## Data entries
^^^^^^^^

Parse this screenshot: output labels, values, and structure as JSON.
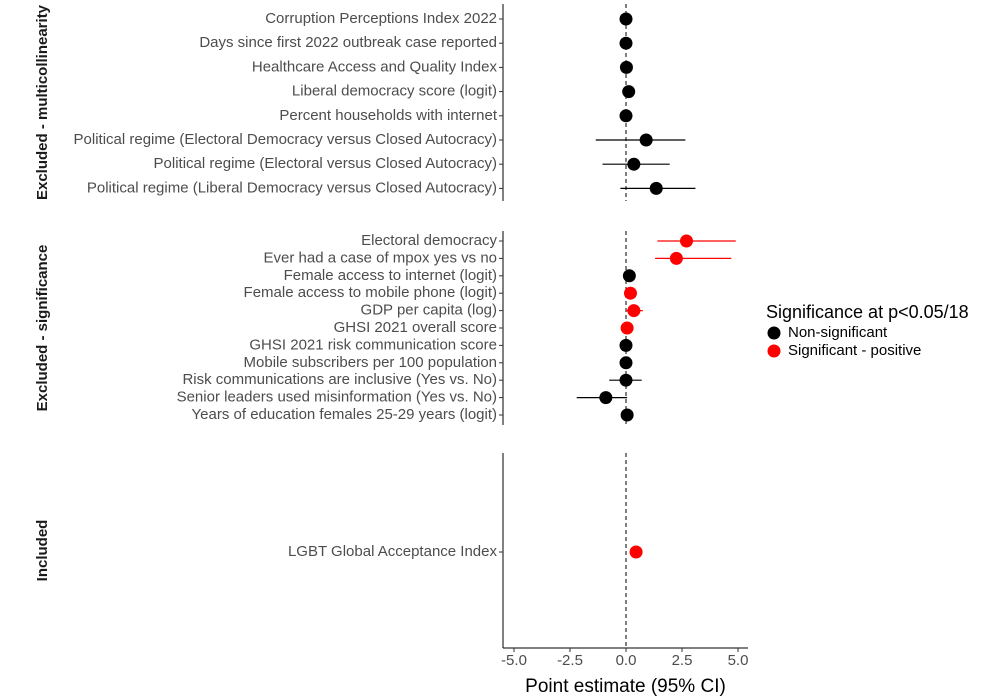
{
  "chart_data": {
    "type": "forest",
    "xlabel": "Point estimate (95% CI)",
    "xlim": [
      -5.5,
      5.5
    ],
    "xticks": [
      {
        "value": -5.0,
        "label": "-5.0"
      },
      {
        "value": -2.5,
        "label": "-2.5"
      },
      {
        "value": 0.0,
        "label": "0.0"
      },
      {
        "value": 2.5,
        "label": "2.5"
      },
      {
        "value": 5.0,
        "label": "5.0"
      }
    ],
    "reference_line": 0,
    "legend": {
      "title": "Significance at p<0.05/18",
      "placement": "right",
      "entries": [
        {
          "label": "Non-significant",
          "color": "#000000"
        },
        {
          "label": "Significant - positive",
          "color": "#ff0000"
        }
      ]
    },
    "panels": [
      {
        "label": "Excluded - multicollinearity",
        "rows": [
          {
            "label": "Corruption Perceptions Index 2022",
            "estimate": 0.0,
            "lower": -0.05,
            "upper": 0.05,
            "group": 0
          },
          {
            "label": "Days since first 2022 outbreak case reported",
            "estimate": 0.0,
            "lower": -0.05,
            "upper": 0.05,
            "group": 0
          },
          {
            "label": "Healthcare Access and Quality Index",
            "estimate": 0.02,
            "lower": -0.03,
            "upper": 0.07,
            "group": 0
          },
          {
            "label": "Liberal democracy score (logit)",
            "estimate": 0.12,
            "lower": 0.0,
            "upper": 0.25,
            "group": 0
          },
          {
            "label": "Percent households with internet",
            "estimate": 0.0,
            "lower": -0.05,
            "upper": 0.05,
            "group": 0
          },
          {
            "label": "Political regime (Electoral Democracy versus Closed Autocracy)",
            "estimate": 0.9,
            "lower": -1.35,
            "upper": 2.65,
            "group": 0
          },
          {
            "label": "Political regime (Electoral versus Closed Autocracy)",
            "estimate": 0.35,
            "lower": -1.05,
            "upper": 1.95,
            "group": 0
          },
          {
            "label": "Political regime (Liberal Democracy versus Closed Autocracy)",
            "estimate": 1.35,
            "lower": -0.25,
            "upper": 3.1,
            "group": 0
          }
        ]
      },
      {
        "label": "Excluded - significance",
        "rows": [
          {
            "label": "Electoral democracy",
            "estimate": 2.7,
            "lower": 1.4,
            "upper": 4.9,
            "group": 1
          },
          {
            "label": "Ever had a case of mpox yes vs no",
            "estimate": 2.25,
            "lower": 1.3,
            "upper": 4.7,
            "group": 1
          },
          {
            "label": "Female access to internet (logit)",
            "estimate": 0.15,
            "lower": 0.02,
            "upper": 0.3,
            "group": 0
          },
          {
            "label": "Female access to mobile phone (logit)",
            "estimate": 0.2,
            "lower": 0.05,
            "upper": 0.35,
            "group": 1
          },
          {
            "label": "GDP per capita (log)",
            "estimate": 0.35,
            "lower": 0.0,
            "upper": 0.75,
            "group": 1
          },
          {
            "label": "GHSI 2021 overall score",
            "estimate": 0.05,
            "lower": 0.0,
            "upper": 0.1,
            "group": 1
          },
          {
            "label": "GHSI 2021 risk communication score",
            "estimate": 0.0,
            "lower": -0.05,
            "upper": 0.05,
            "group": 0
          },
          {
            "label": "Mobile subscribers per 100 population",
            "estimate": 0.0,
            "lower": -0.05,
            "upper": 0.05,
            "group": 0
          },
          {
            "label": "Risk communications are inclusive (Yes vs. No)",
            "estimate": 0.0,
            "lower": -0.75,
            "upper": 0.7,
            "group": 0
          },
          {
            "label": "Senior leaders used misinformation (Yes vs. No)",
            "estimate": -0.9,
            "lower": -2.2,
            "upper": 0.05,
            "group": 0
          },
          {
            "label": "Years of education females 25-29 years (logit)",
            "estimate": 0.05,
            "lower": -0.05,
            "upper": 0.15,
            "group": 0
          }
        ]
      },
      {
        "label": "Included",
        "rows": [
          {
            "label": "LGBT Global Acceptance Index",
            "estimate": 0.45,
            "lower": 0.35,
            "upper": 0.55,
            "group": 1
          }
        ]
      }
    ]
  }
}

^^^^^^^^

## Directions
Select the lines in this material that hold the word "logit", leaving none out.

## Written solution
            "label": "Liberal democracy score (logit)",
            "label": "Female access to internet (logit)",
            "label": "Female access to mobile phone (logit)",
            "label": "Years of education females 25-29 years (logit)",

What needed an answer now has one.